===== SOURCE MATERIAL

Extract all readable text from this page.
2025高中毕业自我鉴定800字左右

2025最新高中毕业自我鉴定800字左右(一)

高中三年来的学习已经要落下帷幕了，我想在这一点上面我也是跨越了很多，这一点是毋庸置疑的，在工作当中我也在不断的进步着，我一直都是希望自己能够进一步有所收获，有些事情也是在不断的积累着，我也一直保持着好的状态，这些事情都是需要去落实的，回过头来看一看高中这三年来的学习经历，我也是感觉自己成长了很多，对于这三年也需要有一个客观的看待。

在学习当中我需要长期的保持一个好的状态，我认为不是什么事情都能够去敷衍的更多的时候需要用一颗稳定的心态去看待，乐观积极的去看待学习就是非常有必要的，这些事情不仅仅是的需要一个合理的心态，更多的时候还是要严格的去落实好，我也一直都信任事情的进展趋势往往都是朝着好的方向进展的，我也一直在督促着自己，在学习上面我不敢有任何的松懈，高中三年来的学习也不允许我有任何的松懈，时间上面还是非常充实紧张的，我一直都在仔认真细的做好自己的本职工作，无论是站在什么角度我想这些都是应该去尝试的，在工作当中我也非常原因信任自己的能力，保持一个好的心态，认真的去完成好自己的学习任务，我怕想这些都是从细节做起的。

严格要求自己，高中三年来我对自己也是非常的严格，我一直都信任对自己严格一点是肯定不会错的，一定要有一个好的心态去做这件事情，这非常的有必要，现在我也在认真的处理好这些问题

==========

◆ TASK DETAILS:
Reproduce each line verbatim.

◆ RESULT OF THE TASK:
Extract all readable text from this page.
2025高中毕业自我鉴定800字左右

2025最新高中毕业自我鉴定800字左右(一)

高中三年来的学习已经要落下帷幕了，我想在这一点上面我也是跨越了很多，这一点是毋庸置疑的，在工作当中我也在不断的进步着，我一直都是希望自己能够进一步有所收获，有些事情也是在不断的积累着，我也一直保持着好的状态，这些事情都是需要去落实的，回过头来看一看高中这三年来的学习经历，我也是感觉自己成长了很多，对于这三年也需要有一个客观的看待。

在学习当中我需要长期的保持一个好的状态，我认为不是什么事情都能够去敷衍的更多的时候需要用一颗稳定的心态去看待，乐观积极的去看待学习就是非常有必要的，这些事情不仅仅是的需要一个合理的心态，更多的时候还是要严格的去落实好，我也一直都信任事情的进展趋势往往都是朝着好的方向进展的，我也一直在督促着自己，在学习上面我不敢有任何的松懈，高中三年来的学习也不允许我有任何的松懈，时间上面还是非常充实紧张的，我一直都在仔认真细的做好自己的本职工作，无论是站在什么角度我想这些都是应该去尝试的，在工作当中我也非常原因信任自己的能力，保持一个好的心态，认真的去完成好自己的学习任务，我怕想这些都是从细节做起的。

严格要求自己，高中三年来我对自己也是非常的严格，我一直都信任对自己严格一点是肯定不会错的，一定要有一个好的心态去做这件事情，这非常的有必要，现在我也在认真的处理好这些问题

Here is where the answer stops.